**TEXT EXCERPT:**
------------

Following the Galante hit, Massino began jockeying for power with Dominick "Sonny Black" Napolitano, another caporegime and Rastelli loyalist. Both men were themselves threatened by another faction seeking to depose the absentee boss, led by capos Giaccone, Alphonse "Sonny Red" Indelicato and Dominick "Big Trin" Trincera. The Commission initially tried to maintain neutrality, but in 1981 Massino got word from his informants that the three capos were stocking up on automatic weapons and planning to wipe out the Rastelli loyalists to take complete control of the family. Massino turned to Colombo family boss Carmine Persico and Gambino family boss Paul Castellano for advice; they told him to act immediately.

Massino, Napolitano and Gerlando Sciascia, a Sicilian-born capo linked to the Montreal Rizzuto crime family, arranged a meeting at a Brooklyn social club with the three capos for May 5, 1981. They had four gunmen, including Vitale and Bonanno-affiliated Montreal boss Vito Rizzuto, hiding in a closet to ambush them. When Trinchera, Giaccone and Indelicato arrived with Frank Lino to meet Massino, they were shot to death, with Massino himself stopping Indelicato from escaping. Lino escaped unscathed by running out the door. The hit further improved Massino's prestige, but was marred by both Lino's escape and the discovery of Indelicato's body on May 28.

------------

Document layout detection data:

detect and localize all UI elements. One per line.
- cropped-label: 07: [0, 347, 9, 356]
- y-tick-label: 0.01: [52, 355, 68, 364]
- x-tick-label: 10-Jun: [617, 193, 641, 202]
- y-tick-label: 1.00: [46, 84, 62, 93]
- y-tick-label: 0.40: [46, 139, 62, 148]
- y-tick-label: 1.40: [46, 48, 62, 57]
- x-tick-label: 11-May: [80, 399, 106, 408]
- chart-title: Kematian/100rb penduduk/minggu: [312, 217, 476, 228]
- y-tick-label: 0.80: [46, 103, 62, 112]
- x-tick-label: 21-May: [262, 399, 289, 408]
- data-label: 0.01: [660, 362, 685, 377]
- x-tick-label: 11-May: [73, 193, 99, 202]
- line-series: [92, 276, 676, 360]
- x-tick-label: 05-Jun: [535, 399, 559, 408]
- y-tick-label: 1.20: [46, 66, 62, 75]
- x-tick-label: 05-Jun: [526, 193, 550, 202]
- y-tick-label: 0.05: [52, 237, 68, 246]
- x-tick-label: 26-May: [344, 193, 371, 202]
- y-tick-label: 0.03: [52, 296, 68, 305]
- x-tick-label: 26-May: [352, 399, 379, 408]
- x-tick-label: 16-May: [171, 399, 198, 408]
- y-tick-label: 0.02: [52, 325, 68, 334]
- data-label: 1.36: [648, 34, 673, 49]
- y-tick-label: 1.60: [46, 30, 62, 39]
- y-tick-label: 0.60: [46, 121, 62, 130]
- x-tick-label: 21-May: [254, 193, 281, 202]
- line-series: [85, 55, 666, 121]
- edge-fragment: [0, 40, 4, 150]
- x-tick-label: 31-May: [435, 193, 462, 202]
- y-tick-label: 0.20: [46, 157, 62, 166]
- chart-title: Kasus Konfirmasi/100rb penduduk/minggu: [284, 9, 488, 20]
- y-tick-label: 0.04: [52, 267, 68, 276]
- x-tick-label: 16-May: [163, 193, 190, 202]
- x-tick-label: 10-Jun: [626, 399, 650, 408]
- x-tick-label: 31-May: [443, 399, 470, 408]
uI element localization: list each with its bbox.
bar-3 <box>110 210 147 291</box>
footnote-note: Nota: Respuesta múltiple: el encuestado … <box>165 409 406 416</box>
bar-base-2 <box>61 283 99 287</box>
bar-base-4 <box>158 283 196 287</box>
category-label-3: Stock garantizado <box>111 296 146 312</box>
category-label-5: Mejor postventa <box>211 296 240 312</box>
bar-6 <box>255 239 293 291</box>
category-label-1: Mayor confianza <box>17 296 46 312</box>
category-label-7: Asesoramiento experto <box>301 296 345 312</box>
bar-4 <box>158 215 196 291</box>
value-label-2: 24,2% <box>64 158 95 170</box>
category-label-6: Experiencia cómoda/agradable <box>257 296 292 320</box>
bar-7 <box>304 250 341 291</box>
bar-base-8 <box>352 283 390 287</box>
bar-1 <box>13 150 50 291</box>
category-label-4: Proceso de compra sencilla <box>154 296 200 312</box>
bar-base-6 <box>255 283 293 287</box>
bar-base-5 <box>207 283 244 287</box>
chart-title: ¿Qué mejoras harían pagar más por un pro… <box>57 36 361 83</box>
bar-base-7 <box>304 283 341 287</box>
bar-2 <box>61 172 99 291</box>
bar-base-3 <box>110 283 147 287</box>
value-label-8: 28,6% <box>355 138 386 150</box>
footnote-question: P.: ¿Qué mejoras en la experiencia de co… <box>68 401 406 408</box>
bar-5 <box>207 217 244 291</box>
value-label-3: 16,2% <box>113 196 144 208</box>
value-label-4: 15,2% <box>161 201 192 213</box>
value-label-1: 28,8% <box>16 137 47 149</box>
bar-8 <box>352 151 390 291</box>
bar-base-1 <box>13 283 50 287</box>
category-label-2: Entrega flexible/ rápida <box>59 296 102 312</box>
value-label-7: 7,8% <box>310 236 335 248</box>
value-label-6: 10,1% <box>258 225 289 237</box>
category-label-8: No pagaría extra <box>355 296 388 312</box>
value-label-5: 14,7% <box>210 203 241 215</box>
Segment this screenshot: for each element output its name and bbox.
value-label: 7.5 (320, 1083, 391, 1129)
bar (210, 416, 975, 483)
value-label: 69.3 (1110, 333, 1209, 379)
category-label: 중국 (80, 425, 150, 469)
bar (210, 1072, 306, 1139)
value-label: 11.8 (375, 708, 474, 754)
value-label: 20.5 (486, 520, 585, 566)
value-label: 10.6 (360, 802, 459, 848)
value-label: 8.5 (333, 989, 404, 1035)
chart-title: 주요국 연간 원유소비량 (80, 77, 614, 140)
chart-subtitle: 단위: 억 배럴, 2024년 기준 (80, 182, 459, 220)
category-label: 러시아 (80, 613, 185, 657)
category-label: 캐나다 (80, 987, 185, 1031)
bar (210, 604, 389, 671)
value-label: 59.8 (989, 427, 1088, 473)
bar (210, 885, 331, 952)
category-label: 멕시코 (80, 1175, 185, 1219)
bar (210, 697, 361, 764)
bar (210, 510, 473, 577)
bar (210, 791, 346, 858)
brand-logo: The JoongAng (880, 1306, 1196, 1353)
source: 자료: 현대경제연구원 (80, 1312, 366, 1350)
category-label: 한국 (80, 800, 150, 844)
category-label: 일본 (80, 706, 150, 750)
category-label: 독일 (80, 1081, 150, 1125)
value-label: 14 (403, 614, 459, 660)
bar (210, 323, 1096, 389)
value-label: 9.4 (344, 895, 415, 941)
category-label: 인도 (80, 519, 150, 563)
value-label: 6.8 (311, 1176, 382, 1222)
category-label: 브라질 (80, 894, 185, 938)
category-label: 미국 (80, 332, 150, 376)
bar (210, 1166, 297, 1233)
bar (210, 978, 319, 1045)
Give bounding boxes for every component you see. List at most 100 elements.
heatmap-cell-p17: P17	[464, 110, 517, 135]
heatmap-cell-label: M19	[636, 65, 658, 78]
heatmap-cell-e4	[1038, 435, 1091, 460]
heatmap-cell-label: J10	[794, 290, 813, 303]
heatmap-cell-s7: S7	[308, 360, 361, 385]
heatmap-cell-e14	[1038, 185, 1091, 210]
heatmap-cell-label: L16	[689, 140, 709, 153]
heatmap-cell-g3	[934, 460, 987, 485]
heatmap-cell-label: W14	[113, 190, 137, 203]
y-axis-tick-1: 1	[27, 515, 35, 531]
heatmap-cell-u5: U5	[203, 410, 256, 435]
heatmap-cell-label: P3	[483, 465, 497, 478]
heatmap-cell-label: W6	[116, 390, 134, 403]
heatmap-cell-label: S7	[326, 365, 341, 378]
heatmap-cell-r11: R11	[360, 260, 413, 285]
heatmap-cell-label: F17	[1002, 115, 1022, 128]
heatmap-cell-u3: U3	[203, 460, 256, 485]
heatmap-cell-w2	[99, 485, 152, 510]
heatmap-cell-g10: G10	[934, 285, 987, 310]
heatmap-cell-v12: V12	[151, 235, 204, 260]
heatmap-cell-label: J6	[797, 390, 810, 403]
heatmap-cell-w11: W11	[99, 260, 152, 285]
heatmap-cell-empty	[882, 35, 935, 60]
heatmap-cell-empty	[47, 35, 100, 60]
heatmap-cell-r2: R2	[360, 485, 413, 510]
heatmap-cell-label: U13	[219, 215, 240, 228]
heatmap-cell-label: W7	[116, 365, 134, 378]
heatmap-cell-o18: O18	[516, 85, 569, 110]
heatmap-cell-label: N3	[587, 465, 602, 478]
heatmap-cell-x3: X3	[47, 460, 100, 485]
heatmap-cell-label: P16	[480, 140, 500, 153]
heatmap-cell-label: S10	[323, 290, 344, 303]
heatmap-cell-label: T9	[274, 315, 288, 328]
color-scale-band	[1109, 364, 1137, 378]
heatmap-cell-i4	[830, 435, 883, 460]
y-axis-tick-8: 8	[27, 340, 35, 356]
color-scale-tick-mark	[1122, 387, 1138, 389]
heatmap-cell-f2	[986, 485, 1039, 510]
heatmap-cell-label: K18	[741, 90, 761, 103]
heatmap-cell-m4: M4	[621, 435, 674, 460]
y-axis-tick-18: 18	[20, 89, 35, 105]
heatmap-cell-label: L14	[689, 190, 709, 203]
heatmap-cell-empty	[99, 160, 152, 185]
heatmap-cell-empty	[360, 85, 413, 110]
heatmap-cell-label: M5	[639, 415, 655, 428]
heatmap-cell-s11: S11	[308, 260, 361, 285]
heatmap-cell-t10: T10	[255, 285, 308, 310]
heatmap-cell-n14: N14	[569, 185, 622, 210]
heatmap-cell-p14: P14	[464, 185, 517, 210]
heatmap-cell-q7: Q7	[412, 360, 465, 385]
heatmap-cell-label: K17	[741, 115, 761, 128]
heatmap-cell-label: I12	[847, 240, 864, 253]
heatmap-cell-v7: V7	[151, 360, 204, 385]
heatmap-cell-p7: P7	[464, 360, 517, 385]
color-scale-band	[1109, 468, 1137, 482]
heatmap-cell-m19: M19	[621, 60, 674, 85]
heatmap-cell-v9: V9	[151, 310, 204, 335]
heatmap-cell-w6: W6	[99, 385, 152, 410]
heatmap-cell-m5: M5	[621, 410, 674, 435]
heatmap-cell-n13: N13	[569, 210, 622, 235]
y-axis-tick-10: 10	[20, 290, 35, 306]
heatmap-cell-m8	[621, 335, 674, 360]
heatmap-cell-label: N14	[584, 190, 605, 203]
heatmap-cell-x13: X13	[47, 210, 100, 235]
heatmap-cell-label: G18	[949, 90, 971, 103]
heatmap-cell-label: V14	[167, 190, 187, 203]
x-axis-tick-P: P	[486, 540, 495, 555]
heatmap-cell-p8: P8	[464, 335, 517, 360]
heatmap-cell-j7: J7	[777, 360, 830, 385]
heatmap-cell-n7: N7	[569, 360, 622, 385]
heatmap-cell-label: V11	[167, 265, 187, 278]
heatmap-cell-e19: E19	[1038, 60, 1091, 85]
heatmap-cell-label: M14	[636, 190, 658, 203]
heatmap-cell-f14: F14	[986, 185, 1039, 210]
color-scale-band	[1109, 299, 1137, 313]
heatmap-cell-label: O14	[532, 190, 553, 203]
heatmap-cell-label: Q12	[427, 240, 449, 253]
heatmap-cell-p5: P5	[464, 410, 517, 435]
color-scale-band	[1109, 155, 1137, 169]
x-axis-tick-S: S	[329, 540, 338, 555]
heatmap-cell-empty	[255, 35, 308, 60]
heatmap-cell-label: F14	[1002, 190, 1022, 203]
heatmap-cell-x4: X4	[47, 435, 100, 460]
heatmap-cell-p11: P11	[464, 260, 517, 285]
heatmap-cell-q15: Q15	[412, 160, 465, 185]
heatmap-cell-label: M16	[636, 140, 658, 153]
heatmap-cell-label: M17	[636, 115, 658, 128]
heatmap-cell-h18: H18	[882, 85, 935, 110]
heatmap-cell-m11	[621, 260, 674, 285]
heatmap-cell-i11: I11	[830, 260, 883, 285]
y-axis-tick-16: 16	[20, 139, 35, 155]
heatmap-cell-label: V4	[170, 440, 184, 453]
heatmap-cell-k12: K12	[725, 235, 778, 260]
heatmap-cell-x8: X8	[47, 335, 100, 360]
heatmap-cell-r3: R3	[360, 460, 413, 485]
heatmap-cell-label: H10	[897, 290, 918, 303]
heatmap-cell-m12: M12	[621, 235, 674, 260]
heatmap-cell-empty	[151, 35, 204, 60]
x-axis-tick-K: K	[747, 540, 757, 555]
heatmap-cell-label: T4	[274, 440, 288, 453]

------------

**EXERCISE REQUIREMENTS:**
Repeat the passage about Massino from "Massino, Napolitano and" to "body on May 28.", but change "closet" to "back room".

**EXPECTED ANSWER:**
Massino, Napolitano and Gerlando Sciascia, a Sicilian-born capo linked to the Montreal Rizzuto crime family, arranged a meeting at a Brooklyn social club with the three capos for May 5, 1981. They had four gunmen, including Vitale and Bonanno-affiliated Montreal boss Vito Rizzuto, hiding in a back room to ambush them. When Trinchera, Giaccone and Indelicato arrived with Frank Lino to meet Massino, they were shot to death, with Massino himself stopping Indelicato from escaping. Lino escaped unscathed by running out the door. The hit further improved Massino's prestige, but was marred by both Lino's escape and the discovery of Indelicato's body on May 28.